-- Requirements --
Copy each line below exactly and leave the pictures out.

[Data listing]
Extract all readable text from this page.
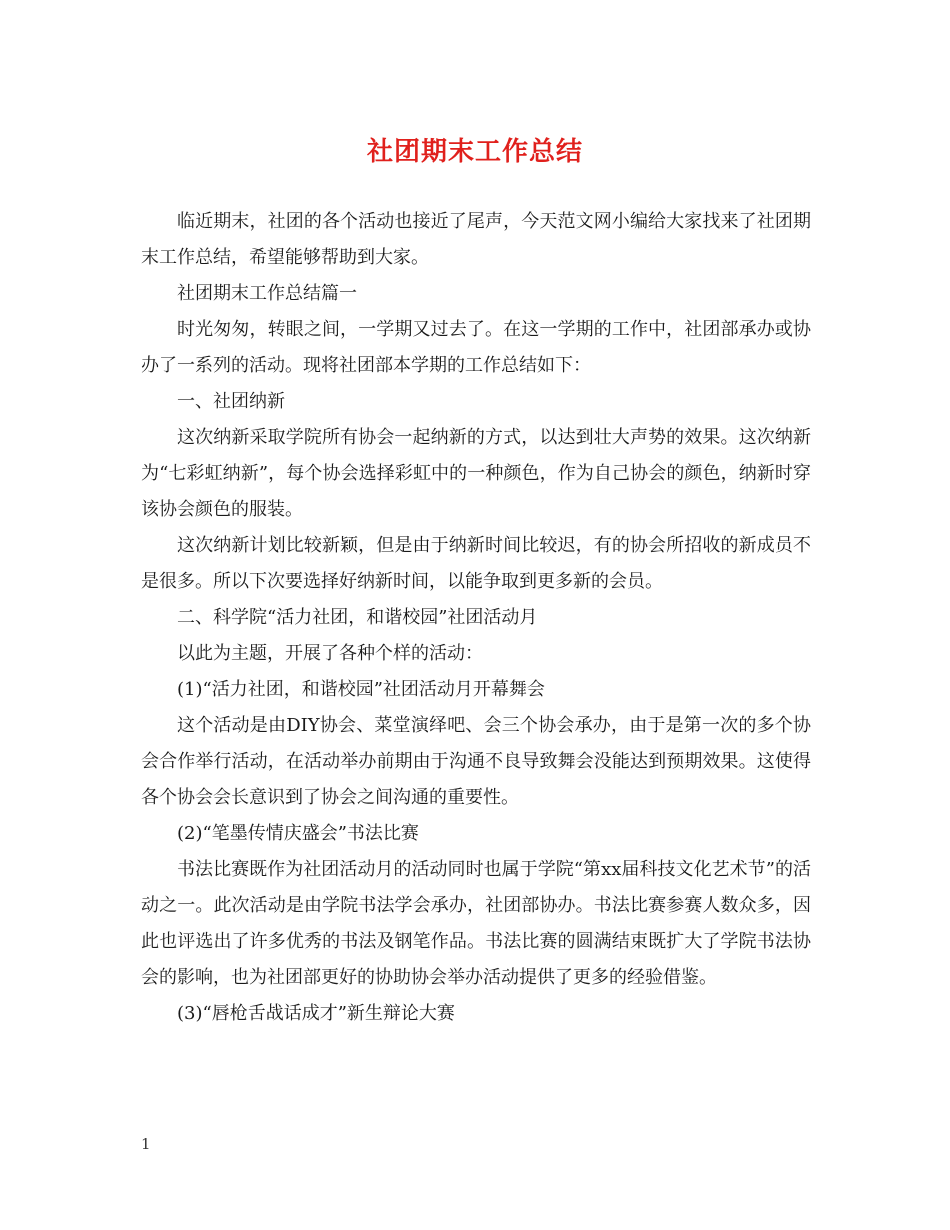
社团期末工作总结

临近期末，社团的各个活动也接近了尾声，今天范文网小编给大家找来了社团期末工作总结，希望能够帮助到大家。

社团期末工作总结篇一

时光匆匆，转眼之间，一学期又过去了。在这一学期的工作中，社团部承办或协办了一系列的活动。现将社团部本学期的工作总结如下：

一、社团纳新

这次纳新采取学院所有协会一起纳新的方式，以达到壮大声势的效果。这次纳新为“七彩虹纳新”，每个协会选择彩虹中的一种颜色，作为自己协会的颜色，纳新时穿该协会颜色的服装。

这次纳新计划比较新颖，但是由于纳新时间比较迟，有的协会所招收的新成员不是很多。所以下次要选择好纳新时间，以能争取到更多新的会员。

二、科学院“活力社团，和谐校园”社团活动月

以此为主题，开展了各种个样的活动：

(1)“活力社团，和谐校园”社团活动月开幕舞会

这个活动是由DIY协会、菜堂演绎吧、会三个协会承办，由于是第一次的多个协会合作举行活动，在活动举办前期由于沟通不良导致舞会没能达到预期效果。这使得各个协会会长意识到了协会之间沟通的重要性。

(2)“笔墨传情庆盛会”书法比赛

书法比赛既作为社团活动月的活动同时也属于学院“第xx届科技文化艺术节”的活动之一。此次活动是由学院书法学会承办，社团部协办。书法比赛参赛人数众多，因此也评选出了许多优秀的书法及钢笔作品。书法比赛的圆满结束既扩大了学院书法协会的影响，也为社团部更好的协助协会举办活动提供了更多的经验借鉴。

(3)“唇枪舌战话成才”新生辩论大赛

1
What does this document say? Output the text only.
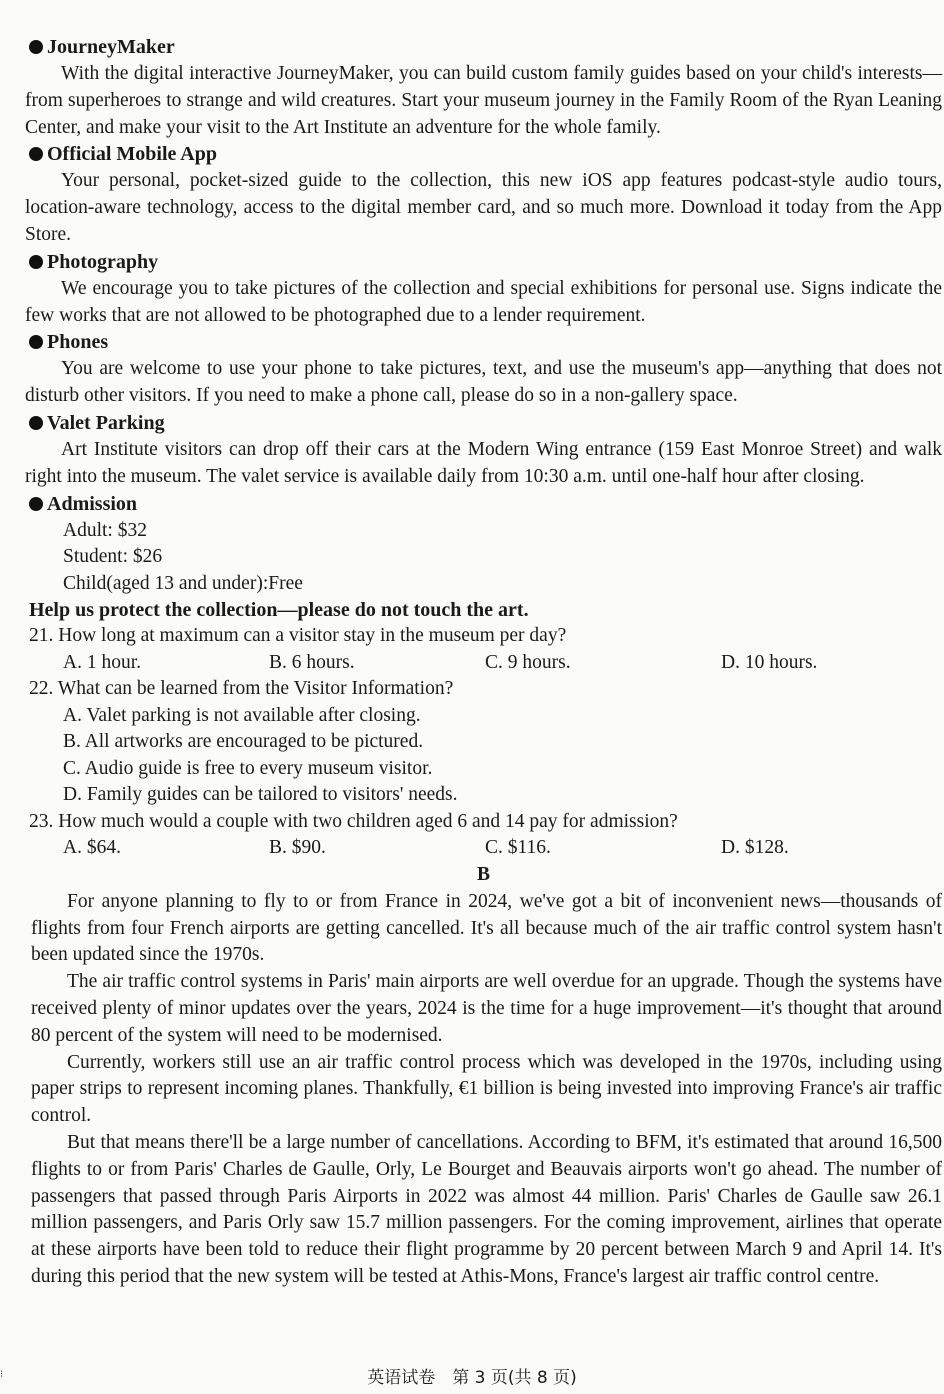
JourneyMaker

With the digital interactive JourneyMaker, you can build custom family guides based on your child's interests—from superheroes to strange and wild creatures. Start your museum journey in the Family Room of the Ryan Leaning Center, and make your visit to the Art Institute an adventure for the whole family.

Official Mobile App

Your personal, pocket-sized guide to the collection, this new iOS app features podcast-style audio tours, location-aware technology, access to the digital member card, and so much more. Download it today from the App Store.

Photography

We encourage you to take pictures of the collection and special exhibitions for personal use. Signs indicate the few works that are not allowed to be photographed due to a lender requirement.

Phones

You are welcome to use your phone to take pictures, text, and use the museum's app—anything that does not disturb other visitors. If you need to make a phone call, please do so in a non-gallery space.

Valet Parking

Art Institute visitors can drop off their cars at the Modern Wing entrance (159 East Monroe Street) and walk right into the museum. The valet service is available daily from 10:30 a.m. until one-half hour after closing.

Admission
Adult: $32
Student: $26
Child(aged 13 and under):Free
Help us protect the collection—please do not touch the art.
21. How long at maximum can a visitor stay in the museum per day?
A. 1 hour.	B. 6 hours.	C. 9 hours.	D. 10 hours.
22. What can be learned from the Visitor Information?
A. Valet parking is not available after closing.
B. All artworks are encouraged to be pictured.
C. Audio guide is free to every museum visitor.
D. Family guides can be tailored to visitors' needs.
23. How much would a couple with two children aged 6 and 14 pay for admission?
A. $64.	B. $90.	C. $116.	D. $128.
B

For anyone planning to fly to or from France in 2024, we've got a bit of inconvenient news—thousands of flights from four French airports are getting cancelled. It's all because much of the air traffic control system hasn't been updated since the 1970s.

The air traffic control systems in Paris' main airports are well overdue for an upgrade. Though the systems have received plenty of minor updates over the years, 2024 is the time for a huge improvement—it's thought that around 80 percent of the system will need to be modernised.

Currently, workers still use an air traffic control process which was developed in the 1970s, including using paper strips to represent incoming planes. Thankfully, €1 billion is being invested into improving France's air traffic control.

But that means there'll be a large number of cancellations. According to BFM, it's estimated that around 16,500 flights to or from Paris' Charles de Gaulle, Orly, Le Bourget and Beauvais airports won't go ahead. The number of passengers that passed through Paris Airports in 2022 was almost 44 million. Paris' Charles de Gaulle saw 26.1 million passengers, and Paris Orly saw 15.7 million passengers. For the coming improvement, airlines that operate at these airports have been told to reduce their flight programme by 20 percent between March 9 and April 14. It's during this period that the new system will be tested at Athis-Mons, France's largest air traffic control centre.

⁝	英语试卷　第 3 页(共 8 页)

-- Answer to this problem --
Extract all readable text from this page.
社团期末工作总结

临近期末，社团的各个活动也接近了尾声，今天范文网小编给大家找来了社团期末工作总结，希望能够帮助到大家。

社团期末工作总结篇一

时光匆匆，转眼之间，一学期又过去了。在这一学期的工作中，社团部承办或协办了一系列的活动。现将社团部本学期的工作总结如下：

一、社团纳新

这次纳新采取学院所有协会一起纳新的方式，以达到壮大声势的效果。这次纳新为“七彩虹纳新”，每个协会选择彩虹中的一种颜色，作为自己协会的颜色，纳新时穿该协会颜色的服装。

这次纳新计划比较新颖，但是由于纳新时间比较迟，有的协会所招收的新成员不是很多。所以下次要选择好纳新时间，以能争取到更多新的会员。

二、科学院“活力社团，和谐校园”社团活动月

以此为主题，开展了各种个样的活动：

(1)“活力社团，和谐校园”社团活动月开幕舞会

这个活动是由DIY协会、菜堂演绎吧、会三个协会承办，由于是第一次的多个协会合作举行活动，在活动举办前期由于沟通不良导致舞会没能达到预期效果。这使得各个协会会长意识到了协会之间沟通的重要性。

(2)“笔墨传情庆盛会”书法比赛

书法比赛既作为社团活动月的活动同时也属于学院“第xx届科技文化艺术节”的活动之一。此次活动是由学院书法学会承办，社团部协办。书法比赛参赛人数众多，因此也评选出了许多优秀的书法及钢笔作品。书法比赛的圆满结束既扩大了学院书法协会的影响，也为社团部更好的协助协会举办活动提供了更多的经验借鉴。

(3)“唇枪舌战话成才”新生辩论大赛

1
What does this document say? Output the text only.
JourneyMaker

With the digital interactive JourneyMaker, you can build custom family guides based on your child's interests—from superheroes to strange and wild creatures. Start your museum journey in the Family Room of the Ryan Leaning Center, and make your visit to the Art Institute an adventure for the whole family.

Official Mobile App

Your personal, pocket-sized guide to the collection, this new iOS app features podcast-style audio tours, location-aware technology, access to the digital member card, and so much more. Download it today from the App Store.

Photography

We encourage you to take pictures of the collection and special exhibitions for personal use. Signs indicate the few works that are not allowed to be photographed due to a lender requirement.

Phones

You are welcome to use your phone to take pictures, text, and use the museum's app—anything that does not disturb other visitors. If you need to make a phone call, please do so in a non-gallery space.

Valet Parking

Art Institute visitors can drop off their cars at the Modern Wing entrance (159 East Monroe Street) and walk right into the museum. The valet service is available daily from 10:30 a.m. until one-half hour after closing.

Admission
Adult: $32
Student: $26
Child(aged 13 and under):Free
Help us protect the collection—please do not touch the art.
21. How long at maximum can a visitor stay in the museum per day?
A. 1 hour.	B. 6 hours.	C. 9 hours.	D. 10 hours.
22. What can be learned from the Visitor Information?
A. Valet parking is not available after closing.
B. All artworks are encouraged to be pictured.
C. Audio guide is free to every museum visitor.
D. Family guides can be tailored to visitors' needs.
23. How much would a couple with two children aged 6 and 14 pay for admission?
A. $64.	B. $90.	C. $116.	D. $128.
B

For anyone planning to fly to or from France in 2024, we've got a bit of inconvenient news—thousands of flights from four French airports are getting cancelled. It's all because much of the air traffic control system hasn't been updated since the 1970s.

The air traffic control systems in Paris' main airports are well overdue for an upgrade. Though the systems have received plenty of minor updates over the years, 2024 is the time for a huge improvement—it's thought that around 80 percent of the system will need to be modernised.

Currently, workers still use an air traffic control process which was developed in the 1970s, including using paper strips to represent incoming planes. Thankfully, €1 billion is being invested into improving France's air traffic control.

But that means there'll be a large number of cancellations. According to BFM, it's estimated that around 16,500 flights to or from Paris' Charles de Gaulle, Orly, Le Bourget and Beauvais airports won't go ahead. The number of passengers that passed through Paris Airports in 2022 was almost 44 million. Paris' Charles de Gaulle saw 26.1 million passengers, and Paris Orly saw 15.7 million passengers. For the coming improvement, airlines that operate at these airports have been told to reduce their flight programme by 20 percent between March 9 and April 14. It's during this period that the new system will be tested at Athis-Mons, France's largest air traffic control centre.

⁝	英语试卷　第 3 页(共 8 页)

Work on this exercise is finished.